* _EXERCISE DESCRIPTION_
Repeat each entry word for word. Leave any images out of the copy.

* _ENTRIES SUPPLIED_
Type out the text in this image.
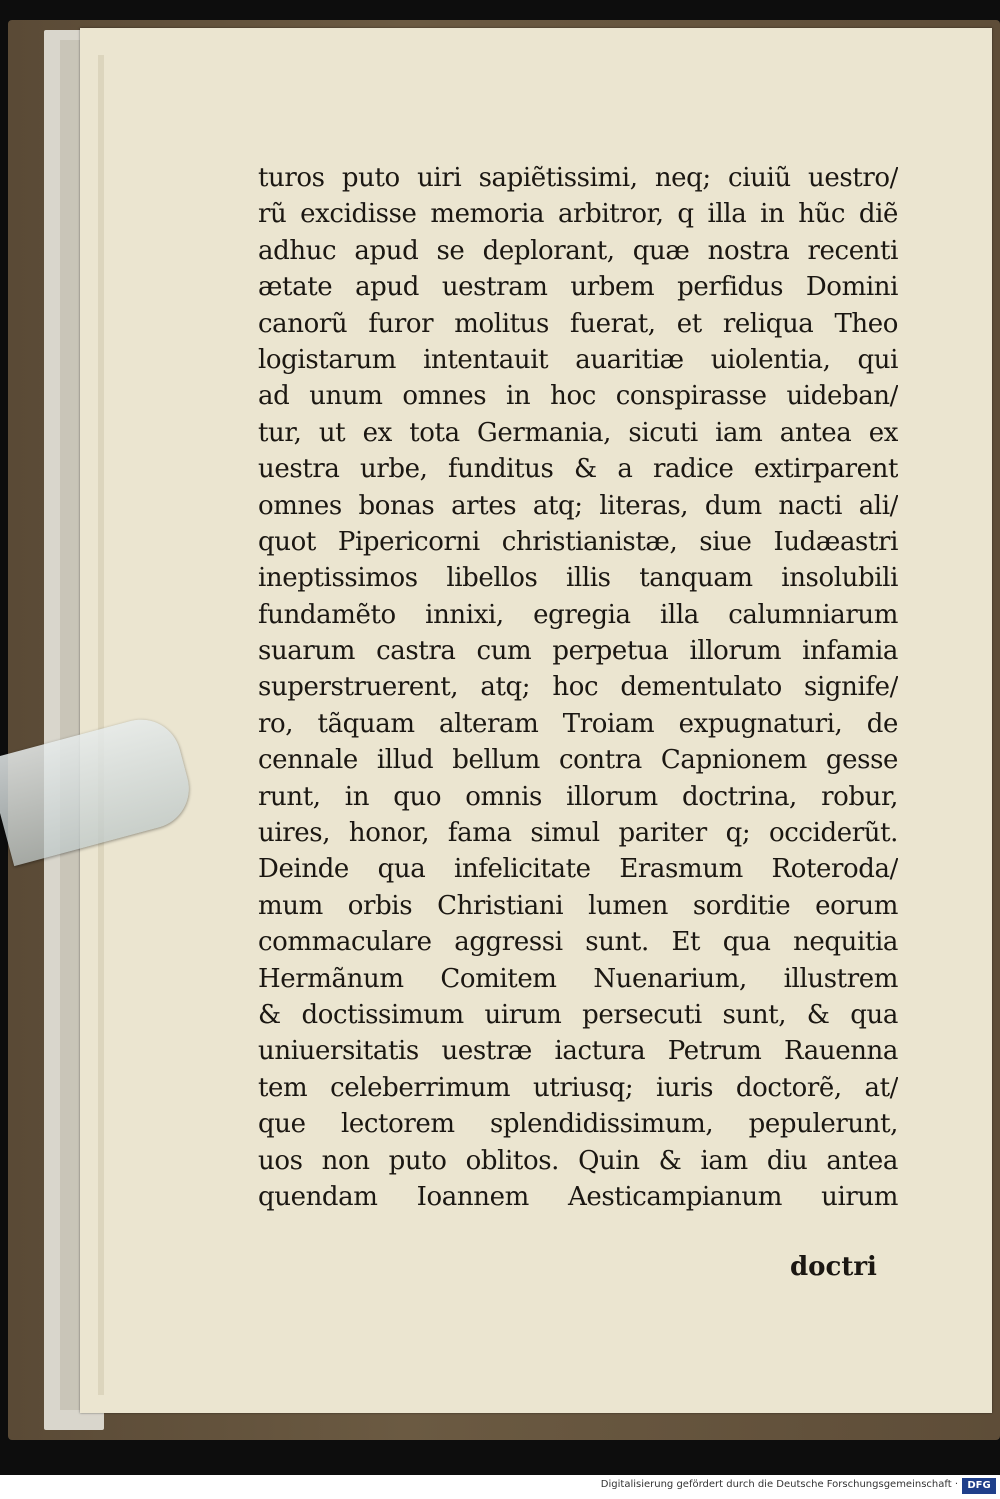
turos puto uiri sapiẽtissimi, neq; ciuiũ uestro/
rũ excidisse memoria arbitror, q illa in hũc diẽ
adhuc apud se deplorant, quæ nostra recenti
ætate apud uestram urbem perfidus Domini
canorũ furor molitus fuerat, et reliqua Theo
logistarum intentauit auaritiæ uiolentia, qui
ad unum omnes in hoc conspirasse uideban/
tur, ut ex tota Germania, sicuti iam antea ex
uestra urbe, funditus & a radice extirparent
omnes bonas artes atq; literas, dum nacti ali/
quot Pipericorni christianistæ, siue Iudæastri
ineptissimos libellos illis tanquam insolubili
fundamẽto innixi, egregia illa calumniarum
suarum castra cum perpetua illorum infamia
superstruerent, atq; hoc dementulato signife/
ro, tãquam alteram Troiam expugnaturi, de
cennale illud bellum contra Capnionem gesse
runt, in quo omnis illorum doctrina, robur,
uires, honor, fama simul pariter q; occiderũt.
Deinde qua infelicitate Erasmum Roteroda/
mum orbis Christiani lumen sorditie eorum
commaculare aggressi sunt. Et qua nequitia
Hermãnum Comitem Nuenarium, illustrem
& doctissimum uirum persecuti sunt, & qua
uniuersitatis uestræ iactura Petrum Rauenna
tem celeberrimum utriusq; iuris doctorẽ, at/
que lectorem splendidissimum, pepulerunt,
uos non puto oblitos. Quin & iam diu antea
quendam Ioannem Aesticampianum uirum
doctri
Digitalisierung gefördert durch die Deutsche Forschungsgemeinschaft · DFG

* _REPLY TO THE EXERCISE_
Type out the text in this image.
turos puto uiri sapiẽtissimi, neq; ciuiũ uestro/
rũ excidisse memoria arbitror, q illa in hũc diẽ
adhuc apud se deplorant, quæ nostra recenti
ætate apud uestram urbem perfidus Domini
canorũ furor molitus fuerat, et reliqua Theo
logistarum intentauit auaritiæ uiolentia, qui
ad unum omnes in hoc conspirasse uideban/
tur, ut ex tota Germania, sicuti iam antea ex
uestra urbe, funditus & a radice extirparent
omnes bonas artes atq; literas, dum nacti ali/
quot Pipericorni christianistæ, siue Iudæastri
ineptissimos libellos illis tanquam insolubili
fundamẽto innixi, egregia illa calumniarum
suarum castra cum perpetua illorum infamia
superstruerent, atq; hoc dementulato signife/
ro, tãquam alteram Troiam expugnaturi, de
cennale illud bellum contra Capnionem gesse
runt, in quo omnis illorum doctrina, robur,
uires, honor, fama simul pariter q; occiderũt.
Deinde qua infelicitate Erasmum Roteroda/
mum orbis Christiani lumen sorditie eorum
commaculare aggressi sunt. Et qua nequitia
Hermãnum Comitem Nuenarium, illustrem
& doctissimum uirum persecuti sunt, & qua
uniuersitatis uestræ iactura Petrum Rauenna
tem celeberrimum utriusq; iuris doctorẽ, at/
que lectorem splendidissimum, pepulerunt,
uos non puto oblitos. Quin & iam diu antea
quendam Ioannem Aesticampianum uirum
doctri
Digitalisierung gefördert durch die Deutsche Forschungsgemeinschaft · DFG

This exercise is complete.